WORK TO COMPLETE:
Repeat each line of the material exactly.

Figure data in JSON:
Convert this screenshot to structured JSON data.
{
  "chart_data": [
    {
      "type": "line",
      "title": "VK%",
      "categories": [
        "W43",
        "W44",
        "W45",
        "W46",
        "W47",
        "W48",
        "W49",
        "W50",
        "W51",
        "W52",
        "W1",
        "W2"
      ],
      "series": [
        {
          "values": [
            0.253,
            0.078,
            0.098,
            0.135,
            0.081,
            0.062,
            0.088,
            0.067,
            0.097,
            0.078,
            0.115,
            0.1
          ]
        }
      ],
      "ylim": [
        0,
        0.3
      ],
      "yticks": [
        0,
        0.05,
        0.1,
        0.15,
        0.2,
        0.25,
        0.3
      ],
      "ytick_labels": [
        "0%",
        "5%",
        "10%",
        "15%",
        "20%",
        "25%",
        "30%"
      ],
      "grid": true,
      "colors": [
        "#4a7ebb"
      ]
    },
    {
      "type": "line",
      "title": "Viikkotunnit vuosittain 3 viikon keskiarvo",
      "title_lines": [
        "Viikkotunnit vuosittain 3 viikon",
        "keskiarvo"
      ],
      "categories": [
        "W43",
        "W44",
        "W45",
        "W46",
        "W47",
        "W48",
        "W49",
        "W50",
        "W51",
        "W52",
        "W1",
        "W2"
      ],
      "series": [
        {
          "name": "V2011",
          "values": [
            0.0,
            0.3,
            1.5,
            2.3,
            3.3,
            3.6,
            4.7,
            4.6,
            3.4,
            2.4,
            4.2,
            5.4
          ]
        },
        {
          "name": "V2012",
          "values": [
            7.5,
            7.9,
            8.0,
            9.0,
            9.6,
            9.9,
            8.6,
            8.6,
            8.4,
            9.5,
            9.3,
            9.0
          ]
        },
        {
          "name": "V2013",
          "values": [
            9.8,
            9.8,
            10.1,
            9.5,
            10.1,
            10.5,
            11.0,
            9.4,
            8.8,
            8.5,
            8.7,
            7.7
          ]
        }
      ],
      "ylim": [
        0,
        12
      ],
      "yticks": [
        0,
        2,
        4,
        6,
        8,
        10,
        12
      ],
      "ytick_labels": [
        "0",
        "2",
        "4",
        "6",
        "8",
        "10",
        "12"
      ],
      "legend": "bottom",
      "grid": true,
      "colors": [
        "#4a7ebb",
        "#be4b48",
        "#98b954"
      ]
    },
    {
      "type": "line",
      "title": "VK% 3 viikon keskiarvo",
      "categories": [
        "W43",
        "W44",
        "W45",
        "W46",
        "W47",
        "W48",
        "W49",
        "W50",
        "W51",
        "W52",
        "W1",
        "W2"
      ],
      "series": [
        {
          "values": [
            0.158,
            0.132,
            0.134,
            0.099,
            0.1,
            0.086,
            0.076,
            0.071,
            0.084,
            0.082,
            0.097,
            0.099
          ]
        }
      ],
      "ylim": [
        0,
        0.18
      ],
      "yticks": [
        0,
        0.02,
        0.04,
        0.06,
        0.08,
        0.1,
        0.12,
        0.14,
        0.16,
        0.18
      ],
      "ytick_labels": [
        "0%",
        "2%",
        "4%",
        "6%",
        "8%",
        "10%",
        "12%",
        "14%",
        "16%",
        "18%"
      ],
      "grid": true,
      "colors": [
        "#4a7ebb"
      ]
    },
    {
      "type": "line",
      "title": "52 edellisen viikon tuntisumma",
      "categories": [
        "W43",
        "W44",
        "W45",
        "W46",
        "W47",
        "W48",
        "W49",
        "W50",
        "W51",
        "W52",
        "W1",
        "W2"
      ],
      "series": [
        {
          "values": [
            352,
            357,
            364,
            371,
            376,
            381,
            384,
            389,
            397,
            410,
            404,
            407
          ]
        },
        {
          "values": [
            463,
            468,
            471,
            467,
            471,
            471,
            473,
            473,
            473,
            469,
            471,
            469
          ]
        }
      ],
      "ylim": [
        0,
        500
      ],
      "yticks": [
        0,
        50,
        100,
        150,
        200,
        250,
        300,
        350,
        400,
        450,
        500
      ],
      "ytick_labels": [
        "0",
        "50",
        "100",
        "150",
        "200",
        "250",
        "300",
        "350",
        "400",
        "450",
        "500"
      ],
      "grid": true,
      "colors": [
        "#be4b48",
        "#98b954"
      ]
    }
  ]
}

ANSWER FOR THIS EXERCISE:
Convert this screenshot to structured JSON data.
{
  "chart_data": [
    {
      "type": "line",
      "title": "VK%",
      "categories": [
        "W43",
        "W44",
        "W45",
        "W46",
        "W47",
        "W48",
        "W49",
        "W50",
        "W51",
        "W52",
        "W1",
        "W2"
      ],
      "series": [
        {
          "values": [
            0.253,
            0.078,
            0.098,
            0.135,
            0.081,
            0.062,
            0.088,
            0.067,
            0.097,
            0.078,
            0.115,
            0.1
          ]
        }
      ],
      "ylim": [
        0,
        0.3
      ],
      "yticks": [
        0,
        0.05,
        0.1,
        0.15,
        0.2,
        0.25,
        0.3
      ],
      "ytick_labels": [
        "0%",
        "5%",
        "10%",
        "15%",
        "20%",
        "25%",
        "30%"
      ],
      "grid": true,
      "colors": [
        "#4a7ebb"
      ]
    },
    {
      "type": "line",
      "title": "Viikkotunnit vuosittain 3 viikon keskiarvo",
      "title_lines": [
        "Viikkotunnit vuosittain 3 viikon",
        "keskiarvo"
      ],
      "categories": [
        "W43",
        "W44",
        "W45",
        "W46",
        "W47",
        "W48",
        "W49",
        "W50",
        "W51",
        "W52",
        "W1",
        "W2"
      ],
      "series": [
        {
          "name": "V2011",
          "values": [
            0.0,
            0.3,
            1.5,
            2.3,
            3.3,
            3.6,
            4.7,
            4.6,
            3.4,
            2.4,
            4.2,
            5.4
          ]
        },
        {
          "name": "V2012",
          "values": [
            7.5,
            7.9,
            8.0,
            9.0,
            9.6,
            9.9,
            8.6,
            8.6,
            8.4,
            9.5,
            9.3,
            9.0
          ]
        },
        {
          "name": "V2013",
          "values": [
            9.8,
            9.8,
            10.1,
            9.5,
            10.1,
            10.5,
            11.0,
            9.4,
            8.8,
            8.5,
            8.7,
            7.7
          ]
        }
      ],
      "ylim": [
        0,
        12
      ],
      "yticks": [
        0,
        2,
        4,
        6,
        8,
        10,
        12
      ],
      "ytick_labels": [
        "0",
        "2",
        "4",
        "6",
        "8",
        "10",
        "12"
      ],
      "legend": "bottom",
      "grid": true,
      "colors": [
        "#4a7ebb",
        "#be4b48",
        "#98b954"
      ]
    },
    {
      "type": "line",
      "title": "VK% 3 viikon keskiarvo",
      "categories": [
        "W43",
        "W44",
        "W45",
        "W46",
        "W47",
        "W48",
        "W49",
        "W50",
        "W51",
        "W52",
        "W1",
        "W2"
      ],
      "series": [
        {
          "values": [
            0.158,
            0.132,
            0.134,
            0.099,
            0.1,
            0.086,
            0.076,
            0.071,
            0.084,
            0.082,
            0.097,
            0.099
          ]
        }
      ],
      "ylim": [
        0,
        0.18
      ],
      "yticks": [
        0,
        0.02,
        0.04,
        0.06,
        0.08,
        0.1,
        0.12,
        0.14,
        0.16,
        0.18
      ],
      "ytick_labels": [
        "0%",
        "2%",
        "4%",
        "6%",
        "8%",
        "10%",
        "12%",
        "14%",
        "16%",
        "18%"
      ],
      "grid": true,
      "colors": [
        "#4a7ebb"
      ]
    },
    {
      "type": "line",
      "title": "52 edellisen viikon tuntisumma",
      "categories": [
        "W43",
        "W44",
        "W45",
        "W46",
        "W47",
        "W48",
        "W49",
        "W50",
        "W51",
        "W52",
        "W1",
        "W2"
      ],
      "series": [
        {
          "values": [
            352,
            357,
            364,
            371,
            376,
            381,
            384,
            389,
            397,
            410,
            404,
            407
          ]
        },
        {
          "values": [
            463,
            468,
            471,
            467,
            471,
            471,
            473,
            473,
            473,
            469,
            471,
            469
          ]
        }
      ],
      "ylim": [
        0,
        500
      ],
      "yticks": [
        0,
        50,
        100,
        150,
        200,
        250,
        300,
        350,
        400,
        450,
        500
      ],
      "ytick_labels": [
        "0",
        "50",
        "100",
        "150",
        "200",
        "250",
        "300",
        "350",
        "400",
        "450",
        "500"
      ],
      "grid": true,
      "colors": [
        "#be4b48",
        "#98b954"
      ]
    }
  ]
}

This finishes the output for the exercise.